PROBLEM TO SOLVE:
Copy out all lines with the word "JSON" in them.

Figure record listings:
>> BEGIN
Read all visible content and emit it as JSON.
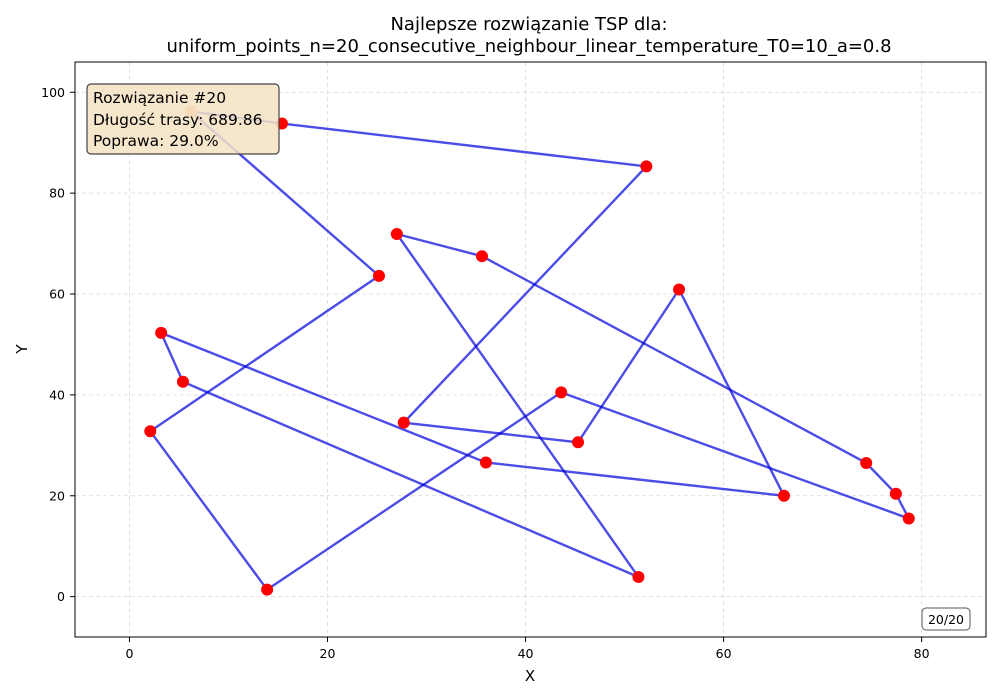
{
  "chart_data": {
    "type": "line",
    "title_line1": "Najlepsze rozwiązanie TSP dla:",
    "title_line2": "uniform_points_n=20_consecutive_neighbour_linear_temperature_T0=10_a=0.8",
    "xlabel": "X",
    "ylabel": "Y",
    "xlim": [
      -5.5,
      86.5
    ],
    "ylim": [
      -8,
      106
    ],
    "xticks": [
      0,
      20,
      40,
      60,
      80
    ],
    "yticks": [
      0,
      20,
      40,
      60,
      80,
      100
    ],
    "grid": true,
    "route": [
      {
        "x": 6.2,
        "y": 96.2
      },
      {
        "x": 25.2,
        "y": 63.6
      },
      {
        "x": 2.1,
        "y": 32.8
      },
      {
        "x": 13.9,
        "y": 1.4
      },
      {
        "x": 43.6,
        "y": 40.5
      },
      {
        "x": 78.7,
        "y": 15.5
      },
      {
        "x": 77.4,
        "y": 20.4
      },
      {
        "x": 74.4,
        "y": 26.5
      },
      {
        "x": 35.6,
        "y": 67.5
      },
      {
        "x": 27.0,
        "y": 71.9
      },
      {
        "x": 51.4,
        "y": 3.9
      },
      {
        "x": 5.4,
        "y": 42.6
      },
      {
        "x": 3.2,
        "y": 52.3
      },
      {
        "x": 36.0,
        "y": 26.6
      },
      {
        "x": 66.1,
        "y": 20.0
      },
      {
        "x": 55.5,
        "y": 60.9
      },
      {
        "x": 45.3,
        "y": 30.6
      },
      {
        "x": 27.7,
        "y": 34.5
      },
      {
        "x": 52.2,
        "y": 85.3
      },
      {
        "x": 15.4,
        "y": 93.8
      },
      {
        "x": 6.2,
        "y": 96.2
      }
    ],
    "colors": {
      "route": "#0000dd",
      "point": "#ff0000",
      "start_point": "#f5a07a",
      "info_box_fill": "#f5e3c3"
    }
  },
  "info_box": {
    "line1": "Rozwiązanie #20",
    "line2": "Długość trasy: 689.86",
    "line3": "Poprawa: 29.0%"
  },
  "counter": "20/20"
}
>> END
>> BEGIN
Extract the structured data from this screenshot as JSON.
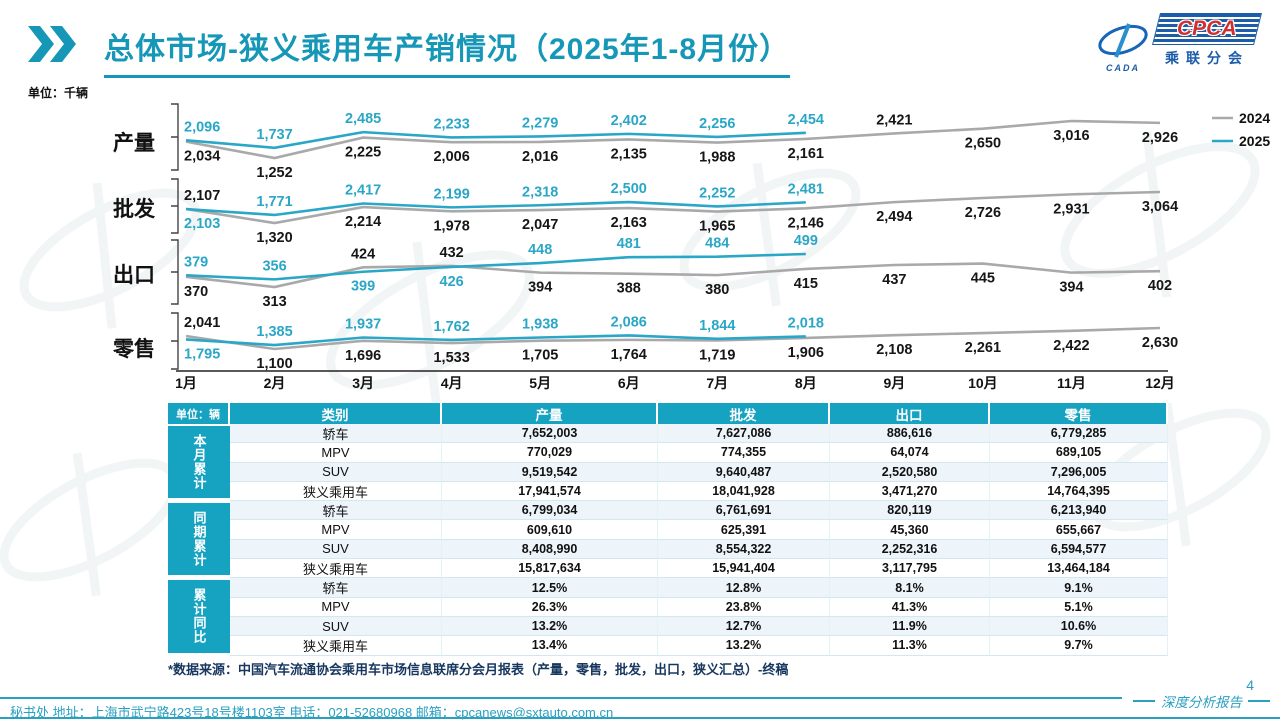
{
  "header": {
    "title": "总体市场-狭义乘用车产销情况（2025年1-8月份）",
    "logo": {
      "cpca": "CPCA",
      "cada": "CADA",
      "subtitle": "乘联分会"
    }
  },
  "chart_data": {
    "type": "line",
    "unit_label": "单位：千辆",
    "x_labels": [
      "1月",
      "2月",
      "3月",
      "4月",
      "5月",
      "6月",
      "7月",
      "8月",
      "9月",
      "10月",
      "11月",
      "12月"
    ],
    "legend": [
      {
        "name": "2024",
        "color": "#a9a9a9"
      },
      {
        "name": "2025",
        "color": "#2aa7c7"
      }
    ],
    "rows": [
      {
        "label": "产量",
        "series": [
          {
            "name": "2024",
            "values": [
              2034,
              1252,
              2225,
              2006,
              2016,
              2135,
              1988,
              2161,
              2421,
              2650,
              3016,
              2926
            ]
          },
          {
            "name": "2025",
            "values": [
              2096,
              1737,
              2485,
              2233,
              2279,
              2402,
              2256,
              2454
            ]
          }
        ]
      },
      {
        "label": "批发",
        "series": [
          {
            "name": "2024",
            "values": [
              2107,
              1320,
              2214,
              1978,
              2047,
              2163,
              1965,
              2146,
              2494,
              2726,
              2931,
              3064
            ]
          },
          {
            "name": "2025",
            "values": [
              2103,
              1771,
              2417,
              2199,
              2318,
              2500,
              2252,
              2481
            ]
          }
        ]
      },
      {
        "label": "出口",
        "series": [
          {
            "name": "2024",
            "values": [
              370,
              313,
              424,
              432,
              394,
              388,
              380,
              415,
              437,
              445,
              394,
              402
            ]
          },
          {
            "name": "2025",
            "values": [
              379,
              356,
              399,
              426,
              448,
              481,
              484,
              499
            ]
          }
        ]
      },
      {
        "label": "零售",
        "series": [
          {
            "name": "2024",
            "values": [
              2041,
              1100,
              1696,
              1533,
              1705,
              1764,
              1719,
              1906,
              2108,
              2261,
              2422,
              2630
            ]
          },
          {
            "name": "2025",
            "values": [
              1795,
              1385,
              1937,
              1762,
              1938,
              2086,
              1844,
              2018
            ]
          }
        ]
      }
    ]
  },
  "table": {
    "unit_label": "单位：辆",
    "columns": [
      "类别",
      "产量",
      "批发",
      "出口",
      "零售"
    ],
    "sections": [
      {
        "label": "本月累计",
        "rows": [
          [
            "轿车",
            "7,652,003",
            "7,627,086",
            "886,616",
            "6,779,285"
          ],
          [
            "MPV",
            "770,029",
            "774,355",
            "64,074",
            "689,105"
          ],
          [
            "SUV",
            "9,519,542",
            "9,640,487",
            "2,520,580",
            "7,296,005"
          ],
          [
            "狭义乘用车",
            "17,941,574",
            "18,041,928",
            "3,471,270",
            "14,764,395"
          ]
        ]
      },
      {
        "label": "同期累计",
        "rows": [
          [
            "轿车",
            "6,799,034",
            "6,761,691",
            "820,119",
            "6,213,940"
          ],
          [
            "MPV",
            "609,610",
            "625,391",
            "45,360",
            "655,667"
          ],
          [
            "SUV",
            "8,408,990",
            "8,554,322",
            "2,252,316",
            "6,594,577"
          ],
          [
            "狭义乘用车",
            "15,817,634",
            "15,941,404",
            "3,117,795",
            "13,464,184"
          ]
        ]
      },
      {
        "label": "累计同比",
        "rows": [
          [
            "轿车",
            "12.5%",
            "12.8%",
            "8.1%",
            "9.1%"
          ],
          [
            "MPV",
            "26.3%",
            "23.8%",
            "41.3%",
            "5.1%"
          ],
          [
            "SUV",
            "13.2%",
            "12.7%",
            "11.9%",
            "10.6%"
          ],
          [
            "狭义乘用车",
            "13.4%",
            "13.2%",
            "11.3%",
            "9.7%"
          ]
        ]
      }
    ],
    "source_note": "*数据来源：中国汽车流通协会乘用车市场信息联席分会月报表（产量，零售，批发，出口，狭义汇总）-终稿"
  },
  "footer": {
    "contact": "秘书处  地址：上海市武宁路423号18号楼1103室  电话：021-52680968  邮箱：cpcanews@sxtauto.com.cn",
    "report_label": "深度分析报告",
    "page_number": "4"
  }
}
>> END
ANSWER TO THIS TASK:
Read all visible content and emit it as JSON.
Extract the structured data from this screenshot as JSON.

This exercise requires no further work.